### Work to do
Copy out each line exactly as it appears.

### Items
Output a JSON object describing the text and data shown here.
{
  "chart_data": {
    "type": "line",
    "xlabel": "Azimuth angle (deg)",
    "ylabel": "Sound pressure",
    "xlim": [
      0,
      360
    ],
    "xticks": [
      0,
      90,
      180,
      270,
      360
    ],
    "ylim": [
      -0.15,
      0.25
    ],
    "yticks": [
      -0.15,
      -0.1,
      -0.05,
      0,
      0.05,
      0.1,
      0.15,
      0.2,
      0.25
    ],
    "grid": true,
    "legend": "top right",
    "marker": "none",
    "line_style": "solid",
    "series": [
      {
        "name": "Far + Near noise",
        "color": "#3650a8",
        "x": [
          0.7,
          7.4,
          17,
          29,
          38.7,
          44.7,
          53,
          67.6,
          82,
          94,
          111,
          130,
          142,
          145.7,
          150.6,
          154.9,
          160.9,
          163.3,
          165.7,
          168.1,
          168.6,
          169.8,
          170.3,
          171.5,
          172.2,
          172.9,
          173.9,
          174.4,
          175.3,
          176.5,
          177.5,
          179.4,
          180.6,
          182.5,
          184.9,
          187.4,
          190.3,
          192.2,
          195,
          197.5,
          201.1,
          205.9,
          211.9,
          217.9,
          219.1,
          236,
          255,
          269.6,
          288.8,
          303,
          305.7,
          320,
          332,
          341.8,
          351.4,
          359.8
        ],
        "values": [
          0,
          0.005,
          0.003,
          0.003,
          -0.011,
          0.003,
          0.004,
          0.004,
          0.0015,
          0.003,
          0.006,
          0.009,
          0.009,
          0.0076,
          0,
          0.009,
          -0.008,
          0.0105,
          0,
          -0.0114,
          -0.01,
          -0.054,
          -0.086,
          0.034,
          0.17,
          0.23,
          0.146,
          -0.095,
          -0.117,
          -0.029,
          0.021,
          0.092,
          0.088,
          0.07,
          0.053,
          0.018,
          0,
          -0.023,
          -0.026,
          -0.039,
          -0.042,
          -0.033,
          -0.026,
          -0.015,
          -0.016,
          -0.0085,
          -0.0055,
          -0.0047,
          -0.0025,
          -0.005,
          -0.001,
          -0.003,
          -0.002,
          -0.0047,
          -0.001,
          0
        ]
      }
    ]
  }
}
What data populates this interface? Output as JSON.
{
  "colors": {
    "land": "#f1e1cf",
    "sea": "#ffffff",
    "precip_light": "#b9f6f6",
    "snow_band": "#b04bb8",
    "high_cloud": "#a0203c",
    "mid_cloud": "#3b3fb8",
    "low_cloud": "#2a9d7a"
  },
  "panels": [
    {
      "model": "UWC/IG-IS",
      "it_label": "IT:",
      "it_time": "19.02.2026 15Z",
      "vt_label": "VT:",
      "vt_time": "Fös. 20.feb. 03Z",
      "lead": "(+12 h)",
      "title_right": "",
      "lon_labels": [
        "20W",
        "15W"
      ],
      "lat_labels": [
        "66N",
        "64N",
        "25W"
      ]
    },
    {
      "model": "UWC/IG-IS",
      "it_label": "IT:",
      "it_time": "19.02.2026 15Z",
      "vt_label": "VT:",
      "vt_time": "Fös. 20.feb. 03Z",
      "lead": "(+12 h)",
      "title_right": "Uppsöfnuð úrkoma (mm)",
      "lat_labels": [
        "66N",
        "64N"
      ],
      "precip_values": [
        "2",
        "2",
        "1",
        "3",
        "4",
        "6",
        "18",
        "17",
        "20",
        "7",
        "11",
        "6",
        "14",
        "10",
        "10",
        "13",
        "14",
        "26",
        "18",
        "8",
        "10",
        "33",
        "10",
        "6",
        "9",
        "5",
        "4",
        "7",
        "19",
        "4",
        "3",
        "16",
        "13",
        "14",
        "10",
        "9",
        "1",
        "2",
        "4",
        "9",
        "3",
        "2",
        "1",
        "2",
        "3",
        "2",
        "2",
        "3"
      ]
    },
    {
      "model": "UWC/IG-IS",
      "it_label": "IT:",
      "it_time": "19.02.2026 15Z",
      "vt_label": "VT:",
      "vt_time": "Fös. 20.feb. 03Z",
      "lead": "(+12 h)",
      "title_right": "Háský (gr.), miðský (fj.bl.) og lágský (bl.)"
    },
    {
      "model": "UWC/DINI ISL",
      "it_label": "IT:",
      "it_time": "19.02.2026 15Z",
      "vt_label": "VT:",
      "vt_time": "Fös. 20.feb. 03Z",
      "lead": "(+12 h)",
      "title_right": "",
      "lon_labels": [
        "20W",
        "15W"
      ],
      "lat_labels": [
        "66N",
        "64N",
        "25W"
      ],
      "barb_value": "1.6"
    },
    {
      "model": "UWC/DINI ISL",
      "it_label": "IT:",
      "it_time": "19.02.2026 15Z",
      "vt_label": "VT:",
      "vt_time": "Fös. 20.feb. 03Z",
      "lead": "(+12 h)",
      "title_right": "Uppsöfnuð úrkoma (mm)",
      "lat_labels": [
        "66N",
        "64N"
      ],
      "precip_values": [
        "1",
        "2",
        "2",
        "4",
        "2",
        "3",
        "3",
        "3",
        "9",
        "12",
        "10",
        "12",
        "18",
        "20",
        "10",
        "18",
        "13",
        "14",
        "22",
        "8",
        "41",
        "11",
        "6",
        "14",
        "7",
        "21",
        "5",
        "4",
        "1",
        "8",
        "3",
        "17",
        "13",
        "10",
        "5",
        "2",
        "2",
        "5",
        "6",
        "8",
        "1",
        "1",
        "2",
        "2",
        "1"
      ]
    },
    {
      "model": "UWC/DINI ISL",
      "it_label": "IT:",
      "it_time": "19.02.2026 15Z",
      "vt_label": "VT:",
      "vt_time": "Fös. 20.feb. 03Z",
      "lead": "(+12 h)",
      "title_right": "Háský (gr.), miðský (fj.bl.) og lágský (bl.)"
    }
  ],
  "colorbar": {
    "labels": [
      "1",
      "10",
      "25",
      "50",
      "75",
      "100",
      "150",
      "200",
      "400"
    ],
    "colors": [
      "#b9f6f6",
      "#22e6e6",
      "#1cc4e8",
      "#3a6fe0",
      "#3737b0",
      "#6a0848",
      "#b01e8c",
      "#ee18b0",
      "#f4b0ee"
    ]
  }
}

### Exercise response
Output a JSON object describing the text and data shown here.
{
  "chart_data": {
    "type": "line",
    "xlabel": "Azimuth angle (deg)",
    "ylabel": "Sound pressure",
    "xlim": [
      0,
      360
    ],
    "xticks": [
      0,
      90,
      180,
      270,
      360
    ],
    "ylim": [
      -0.15,
      0.25
    ],
    "yticks": [
      -0.15,
      -0.1,
      -0.05,
      0,
      0.05,
      0.1,
      0.15,
      0.2,
      0.25
    ],
    "grid": true,
    "legend": "top right",
    "marker": "none",
    "line_style": "solid",
    "series": [
      {
        "name": "Far + Near noise",
        "color": "#3650a8",
        "x": [
          0.7,
          7.4,
          17,
          29,
          38.7,
          44.7,
          53,
          67.6,
          82,
          94,
          111,
          130,
          142,
          145.7,
          150.6,
          154.9,
          160.9,
          163.3,
          165.7,
          168.1,
          168.6,
          169.8,
          170.3,
          171.5,
          172.2,
          172.9,
          173.9,
          174.4,
          175.3,
          176.5,
          177.5,
          179.4,
          180.6,
          182.5,
          184.9,
          187.4,
          190.3,
          192.2,
          195,
          197.5,
          201.1,
          205.9,
          211.9,
          217.9,
          219.1,
          236,
          255,
          269.6,
          288.8,
          303,
          305.7,
          320,
          332,
          341.8,
          351.4,
          359.8
        ],
        "values": [
          0,
          0.005,
          0.003,
          0.003,
          -0.011,
          0.003,
          0.004,
          0.004,
          0.0015,
          0.003,
          0.006,
          0.009,
          0.009,
          0.0076,
          0,
          0.009,
          -0.008,
          0.0105,
          0,
          -0.0114,
          -0.01,
          -0.054,
          -0.086,
          0.034,
          0.17,
          0.23,
          0.146,
          -0.095,
          -0.117,
          -0.029,
          0.021,
          0.092,
          0.088,
          0.07,
          0.053,
          0.018,
          0,
          -0.023,
          -0.026,
          -0.039,
          -0.042,
          -0.033,
          -0.026,
          -0.015,
          -0.016,
          -0.0085,
          -0.0055,
          -0.0047,
          -0.0025,
          -0.005,
          -0.001,
          -0.003,
          -0.002,
          -0.0047,
          -0.001,
          0
        ]
      }
    ]
  }
}
What data populates this interface? Output as JSON.
{
  "colors": {
    "land": "#f1e1cf",
    "sea": "#ffffff",
    "precip_light": "#b9f6f6",
    "snow_band": "#b04bb8",
    "high_cloud": "#a0203c",
    "mid_cloud": "#3b3fb8",
    "low_cloud": "#2a9d7a"
  },
  "panels": [
    {
      "model": "UWC/IG-IS",
      "it_label": "IT:",
      "it_time": "19.02.2026 15Z",
      "vt_label": "VT:",
      "vt_time": "Fös. 20.feb. 03Z",
      "lead": "(+12 h)",
      "title_right": "",
      "lon_labels": [
        "20W",
        "15W"
      ],
      "lat_labels": [
        "66N",
        "64N",
        "25W"
      ]
    },
    {
      "model": "UWC/IG-IS",
      "it_label": "IT:",
      "it_time": "19.02.2026 15Z",
      "vt_label": "VT:",
      "vt_time": "Fös. 20.feb. 03Z",
      "lead": "(+12 h)",
      "title_right": "Uppsöfnuð úrkoma (mm)",
      "lat_labels": [
        "66N",
        "64N"
      ],
      "precip_values": [
        "2",
        "2",
        "1",
        "3",
        "4",
        "6",
        "18",
        "17",
        "20",
        "7",
        "11",
        "6",
        "14",
        "10",
        "10",
        "13",
        "14",
        "26",
        "18",
        "8",
        "10",
        "33",
        "10",
        "6",
        "9",
        "5",
        "4",
        "7",
        "19",
        "4",
        "3",
        "16",
        "13",
        "14",
        "10",
        "9",
        "1",
        "2",
        "4",
        "9",
        "3",
        "2",
        "1",
        "2",
        "3",
        "2",
        "2",
        "3"
      ]
    },
    {
      "model": "UWC/IG-IS",
      "it_label": "IT:",
      "it_time": "19.02.2026 15Z",
      "vt_label": "VT:",
      "vt_time": "Fös. 20.feb. 03Z",
      "lead": "(+12 h)",
      "title_right": "Háský (gr.), miðský (fj.bl.) og lágský (bl.)"
    },
    {
      "model": "UWC/DINI ISL",
      "it_label": "IT:",
      "it_time": "19.02.2026 15Z",
      "vt_label": "VT:",
      "vt_time": "Fös. 20.feb. 03Z",
      "lead": "(+12 h)",
      "title_right": "",
      "lon_labels": [
        "20W",
        "15W"
      ],
      "lat_labels": [
        "66N",
        "64N",
        "25W"
      ],
      "barb_value": "1.6"
    },
    {
      "model": "UWC/DINI ISL",
      "it_label": "IT:",
      "it_time": "19.02.2026 15Z",
      "vt_label": "VT:",
      "vt_time": "Fös. 20.feb. 03Z",
      "lead": "(+12 h)",
      "title_right": "Uppsöfnuð úrkoma (mm)",
      "lat_labels": [
        "66N",
        "64N"
      ],
      "precip_values": [
        "1",
        "2",
        "2",
        "4",
        "2",
        "3",
        "3",
        "3",
        "9",
        "12",
        "10",
        "12",
        "18",
        "20",
        "10",
        "18",
        "13",
        "14",
        "22",
        "8",
        "41",
        "11",
        "6",
        "14",
        "7",
        "21",
        "5",
        "4",
        "1",
        "8",
        "3",
        "17",
        "13",
        "10",
        "5",
        "2",
        "2",
        "5",
        "6",
        "8",
        "1",
        "1",
        "2",
        "2",
        "1"
      ]
    },
    {
      "model": "UWC/DINI ISL",
      "it_label": "IT:",
      "it_time": "19.02.2026 15Z",
      "vt_label": "VT:",
      "vt_time": "Fös. 20.feb. 03Z",
      "lead": "(+12 h)",
      "title_right": "Háský (gr.), miðský (fj.bl.) og lágský (bl.)"
    }
  ],
  "colorbar": {
    "labels": [
      "1",
      "10",
      "25",
      "50",
      "75",
      "100",
      "150",
      "200",
      "400"
    ],
    "colors": [
      "#b9f6f6",
      "#22e6e6",
      "#1cc4e8",
      "#3a6fe0",
      "#3737b0",
      "#6a0848",
      "#b01e8c",
      "#ee18b0",
      "#f4b0ee"
    ]
  }
}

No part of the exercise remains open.